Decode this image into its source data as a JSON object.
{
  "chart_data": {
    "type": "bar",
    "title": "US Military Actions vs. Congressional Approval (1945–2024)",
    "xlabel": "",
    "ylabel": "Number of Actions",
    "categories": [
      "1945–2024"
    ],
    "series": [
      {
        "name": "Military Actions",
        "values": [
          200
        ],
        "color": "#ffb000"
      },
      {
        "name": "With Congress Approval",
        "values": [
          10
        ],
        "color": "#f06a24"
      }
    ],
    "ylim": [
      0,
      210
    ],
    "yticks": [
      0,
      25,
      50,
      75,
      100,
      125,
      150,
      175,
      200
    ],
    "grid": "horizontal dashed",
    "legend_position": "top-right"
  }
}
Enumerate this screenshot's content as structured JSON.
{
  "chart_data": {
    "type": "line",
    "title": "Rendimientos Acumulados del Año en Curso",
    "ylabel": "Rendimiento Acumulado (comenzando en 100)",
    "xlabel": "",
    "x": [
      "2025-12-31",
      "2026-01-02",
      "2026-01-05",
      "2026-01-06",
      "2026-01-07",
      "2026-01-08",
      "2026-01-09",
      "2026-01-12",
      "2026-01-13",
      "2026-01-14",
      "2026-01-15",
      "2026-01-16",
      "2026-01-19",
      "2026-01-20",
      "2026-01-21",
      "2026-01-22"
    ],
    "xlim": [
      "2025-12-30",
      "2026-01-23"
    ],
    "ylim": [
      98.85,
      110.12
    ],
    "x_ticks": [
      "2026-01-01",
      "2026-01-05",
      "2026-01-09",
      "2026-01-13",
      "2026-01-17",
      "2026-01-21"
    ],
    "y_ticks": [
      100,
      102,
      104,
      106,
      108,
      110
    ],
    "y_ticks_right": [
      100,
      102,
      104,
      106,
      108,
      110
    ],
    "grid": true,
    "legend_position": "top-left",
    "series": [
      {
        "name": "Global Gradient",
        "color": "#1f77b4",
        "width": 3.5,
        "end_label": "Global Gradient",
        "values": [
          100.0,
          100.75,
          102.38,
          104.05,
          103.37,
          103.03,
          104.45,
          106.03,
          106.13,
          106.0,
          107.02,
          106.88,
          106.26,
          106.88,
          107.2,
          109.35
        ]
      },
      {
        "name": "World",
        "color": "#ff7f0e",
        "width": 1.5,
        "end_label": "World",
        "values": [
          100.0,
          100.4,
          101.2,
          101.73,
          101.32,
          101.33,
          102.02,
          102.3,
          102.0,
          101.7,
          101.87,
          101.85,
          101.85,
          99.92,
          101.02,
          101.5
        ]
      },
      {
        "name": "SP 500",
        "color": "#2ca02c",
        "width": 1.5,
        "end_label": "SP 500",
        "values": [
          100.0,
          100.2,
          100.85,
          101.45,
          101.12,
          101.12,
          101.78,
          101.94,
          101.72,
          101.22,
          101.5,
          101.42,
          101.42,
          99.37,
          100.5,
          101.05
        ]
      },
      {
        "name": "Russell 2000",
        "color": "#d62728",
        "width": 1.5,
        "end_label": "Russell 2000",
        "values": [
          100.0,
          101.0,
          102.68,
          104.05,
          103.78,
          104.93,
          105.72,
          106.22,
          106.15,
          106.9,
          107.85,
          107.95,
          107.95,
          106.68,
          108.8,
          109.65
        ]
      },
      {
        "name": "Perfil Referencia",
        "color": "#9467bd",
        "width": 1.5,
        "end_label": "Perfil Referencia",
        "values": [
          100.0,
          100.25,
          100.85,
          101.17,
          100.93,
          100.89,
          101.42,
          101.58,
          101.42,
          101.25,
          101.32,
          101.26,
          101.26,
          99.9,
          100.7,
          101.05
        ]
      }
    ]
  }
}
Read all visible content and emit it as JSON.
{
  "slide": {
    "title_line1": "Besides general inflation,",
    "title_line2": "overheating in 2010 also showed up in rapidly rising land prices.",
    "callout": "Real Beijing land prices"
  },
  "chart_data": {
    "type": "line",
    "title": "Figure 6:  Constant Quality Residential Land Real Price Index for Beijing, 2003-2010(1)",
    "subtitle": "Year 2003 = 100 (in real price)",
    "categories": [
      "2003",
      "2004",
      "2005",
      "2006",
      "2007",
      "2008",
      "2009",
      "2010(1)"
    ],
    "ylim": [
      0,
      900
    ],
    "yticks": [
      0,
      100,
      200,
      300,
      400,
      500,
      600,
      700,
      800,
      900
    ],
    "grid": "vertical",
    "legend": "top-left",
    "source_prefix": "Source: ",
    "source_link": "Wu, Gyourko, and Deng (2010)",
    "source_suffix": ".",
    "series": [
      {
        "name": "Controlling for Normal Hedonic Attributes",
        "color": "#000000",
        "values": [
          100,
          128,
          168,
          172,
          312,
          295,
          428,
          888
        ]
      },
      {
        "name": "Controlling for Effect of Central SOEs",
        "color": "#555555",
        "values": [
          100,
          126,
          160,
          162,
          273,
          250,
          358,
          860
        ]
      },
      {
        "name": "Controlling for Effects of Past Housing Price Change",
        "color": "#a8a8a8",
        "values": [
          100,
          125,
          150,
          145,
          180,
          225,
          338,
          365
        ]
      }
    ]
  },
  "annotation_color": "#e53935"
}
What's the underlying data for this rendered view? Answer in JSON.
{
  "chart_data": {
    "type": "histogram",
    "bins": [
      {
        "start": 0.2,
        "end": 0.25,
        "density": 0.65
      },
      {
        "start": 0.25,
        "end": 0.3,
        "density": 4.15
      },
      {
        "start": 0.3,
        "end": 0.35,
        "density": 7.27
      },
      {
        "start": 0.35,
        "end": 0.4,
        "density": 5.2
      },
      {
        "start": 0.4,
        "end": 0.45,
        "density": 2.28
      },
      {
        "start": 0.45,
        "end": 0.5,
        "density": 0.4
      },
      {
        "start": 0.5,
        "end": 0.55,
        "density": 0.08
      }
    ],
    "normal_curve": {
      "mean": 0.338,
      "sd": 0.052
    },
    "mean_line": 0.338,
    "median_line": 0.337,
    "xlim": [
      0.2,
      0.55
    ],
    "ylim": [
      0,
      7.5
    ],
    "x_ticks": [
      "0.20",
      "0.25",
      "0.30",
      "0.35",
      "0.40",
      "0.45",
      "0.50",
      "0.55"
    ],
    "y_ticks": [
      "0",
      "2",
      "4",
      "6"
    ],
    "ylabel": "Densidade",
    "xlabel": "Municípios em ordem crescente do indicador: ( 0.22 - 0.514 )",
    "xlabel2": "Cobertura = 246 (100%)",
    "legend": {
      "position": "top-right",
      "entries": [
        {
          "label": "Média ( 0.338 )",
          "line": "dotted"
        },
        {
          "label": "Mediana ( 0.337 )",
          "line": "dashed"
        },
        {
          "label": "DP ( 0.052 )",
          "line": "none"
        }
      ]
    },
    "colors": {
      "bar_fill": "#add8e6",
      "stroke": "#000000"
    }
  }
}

=====

Return every record above exactly as it appears.

Decode this image into its source data as a JSON object.
{
  "chart_data": {
    "type": "bar",
    "title": "US Military Actions vs. Congressional Approval (1945–2024)",
    "xlabel": "",
    "ylabel": "Number of Actions",
    "categories": [
      "1945–2024"
    ],
    "series": [
      {
        "name": "Military Actions",
        "values": [
          200
        ],
        "color": "#ffb000"
      },
      {
        "name": "With Congress Approval",
        "values": [
          10
        ],
        "color": "#f06a24"
      }
    ],
    "ylim": [
      0,
      210
    ],
    "yticks": [
      0,
      25,
      50,
      75,
      100,
      125,
      150,
      175,
      200
    ],
    "grid": "horizontal dashed",
    "legend_position": "top-right"
  }
}
Enumerate this screenshot's content as structured JSON.
{
  "chart_data": {
    "type": "line",
    "title": "Rendimientos Acumulados del Año en Curso",
    "ylabel": "Rendimiento Acumulado (comenzando en 100)",
    "xlabel": "",
    "x": [
      "2025-12-31",
      "2026-01-02",
      "2026-01-05",
      "2026-01-06",
      "2026-01-07",
      "2026-01-08",
      "2026-01-09",
      "2026-01-12",
      "2026-01-13",
      "2026-01-14",
      "2026-01-15",
      "2026-01-16",
      "2026-01-19",
      "2026-01-20",
      "2026-01-21",
      "2026-01-22"
    ],
    "xlim": [
      "2025-12-30",
      "2026-01-23"
    ],
    "ylim": [
      98.85,
      110.12
    ],
    "x_ticks": [
      "2026-01-01",
      "2026-01-05",
      "2026-01-09",
      "2026-01-13",
      "2026-01-17",
      "2026-01-21"
    ],
    "y_ticks": [
      100,
      102,
      104,
      106,
      108,
      110
    ],
    "y_ticks_right": [
      100,
      102,
      104,
      106,
      108,
      110
    ],
    "grid": true,
    "legend_position": "top-left",
    "series": [
      {
        "name": "Global Gradient",
        "color": "#1f77b4",
        "width": 3.5,
        "end_label": "Global Gradient",
        "values": [
          100.0,
          100.75,
          102.38,
          104.05,
          103.37,
          103.03,
          104.45,
          106.03,
          106.13,
          106.0,
          107.02,
          106.88,
          106.26,
          106.88,
          107.2,
          109.35
        ]
      },
      {
        "name": "World",
        "color": "#ff7f0e",
        "width": 1.5,
        "end_label": "World",
        "values": [
          100.0,
          100.4,
          101.2,
          101.73,
          101.32,
          101.33,
          102.02,
          102.3,
          102.0,
          101.7,
          101.87,
          101.85,
          101.85,
          99.92,
          101.02,
          101.5
        ]
      },
      {
        "name": "SP 500",
        "color": "#2ca02c",
        "width": 1.5,
        "end_label": "SP 500",
        "values": [
          100.0,
          100.2,
          100.85,
          101.45,
          101.12,
          101.12,
          101.78,
          101.94,
          101.72,
          101.22,
          101.5,
          101.42,
          101.42,
          99.37,
          100.5,
          101.05
        ]
      },
      {
        "name": "Russell 2000",
        "color": "#d62728",
        "width": 1.5,
        "end_label": "Russell 2000",
        "values": [
          100.0,
          101.0,
          102.68,
          104.05,
          103.78,
          104.93,
          105.72,
          106.22,
          106.15,
          106.9,
          107.85,
          107.95,
          107.95,
          106.68,
          108.8,
          109.65
        ]
      },
      {
        "name": "Perfil Referencia",
        "color": "#9467bd",
        "width": 1.5,
        "end_label": "Perfil Referencia",
        "values": [
          100.0,
          100.25,
          100.85,
          101.17,
          100.93,
          100.89,
          101.42,
          101.58,
          101.42,
          101.25,
          101.32,
          101.26,
          101.26,
          99.9,
          100.7,
          101.05
        ]
      }
    ]
  }
}
Read all visible content and emit it as JSON.
{
  "slide": {
    "title_line1": "Besides general inflation,",
    "title_line2": "overheating in 2010 also showed up in rapidly rising land prices.",
    "callout": "Real Beijing land prices"
  },
  "chart_data": {
    "type": "line",
    "title": "Figure 6:  Constant Quality Residential Land Real Price Index for Beijing, 2003-2010(1)",
    "subtitle": "Year 2003 = 100 (in real price)",
    "categories": [
      "2003",
      "2004",
      "2005",
      "2006",
      "2007",
      "2008",
      "2009",
      "2010(1)"
    ],
    "ylim": [
      0,
      900
    ],
    "yticks": [
      0,
      100,
      200,
      300,
      400,
      500,
      600,
      700,
      800,
      900
    ],
    "grid": "vertical",
    "legend": "top-left",
    "source_prefix": "Source: ",
    "source_link": "Wu, Gyourko, and Deng (2010)",
    "source_suffix": ".",
    "series": [
      {
        "name": "Controlling for Normal Hedonic Attributes",
        "color": "#000000",
        "values": [
          100,
          128,
          168,
          172,
          312,
          295,
          428,
          888
        ]
      },
      {
        "name": "Controlling for Effect of Central SOEs",
        "color": "#555555",
        "values": [
          100,
          126,
          160,
          162,
          273,
          250,
          358,
          860
        ]
      },
      {
        "name": "Controlling for Effects of Past Housing Price Change",
        "color": "#a8a8a8",
        "values": [
          100,
          125,
          150,
          145,
          180,
          225,
          338,
          365
        ]
      }
    ]
  },
  "annotation_color": "#e53935"
}
What's the underlying data for this rendered view? Answer in JSON.
{
  "chart_data": {
    "type": "histogram",
    "bins": [
      {
        "start": 0.2,
        "end": 0.25,
        "density": 0.65
      },
      {
        "start": 0.25,
        "end": 0.3,
        "density": 4.15
      },
      {
        "start": 0.3,
        "end": 0.35,
        "density": 7.27
      },
      {
        "start": 0.35,
        "end": 0.4,
        "density": 5.2
      },
      {
        "start": 0.4,
        "end": 0.45,
        "density": 2.28
      },
      {
        "start": 0.45,
        "end": 0.5,
        "density": 0.4
      },
      {
        "start": 0.5,
        "end": 0.55,
        "density": 0.08
      }
    ],
    "normal_curve": {
      "mean": 0.338,
      "sd": 0.052
    },
    "mean_line": 0.338,
    "median_line": 0.337,
    "xlim": [
      0.2,
      0.55
    ],
    "ylim": [
      0,
      7.5
    ],
    "x_ticks": [
      "0.20",
      "0.25",
      "0.30",
      "0.35",
      "0.40",
      "0.45",
      "0.50",
      "0.55"
    ],
    "y_ticks": [
      "0",
      "2",
      "4",
      "6"
    ],
    "ylabel": "Densidade",
    "xlabel": "Municípios em ordem crescente do indicador: ( 0.22 - 0.514 )",
    "xlabel2": "Cobertura = 246 (100%)",
    "legend": {
      "position": "top-right",
      "entries": [
        {
          "label": "Média ( 0.338 )",
          "line": "dotted"
        },
        {
          "label": "Mediana ( 0.337 )",
          "line": "dashed"
        },
        {
          "label": "DP ( 0.052 )",
          "line": "none"
        }
      ]
    },
    "colors": {
      "bar_fill": "#add8e6",
      "stroke": "#000000"
    }
  }
}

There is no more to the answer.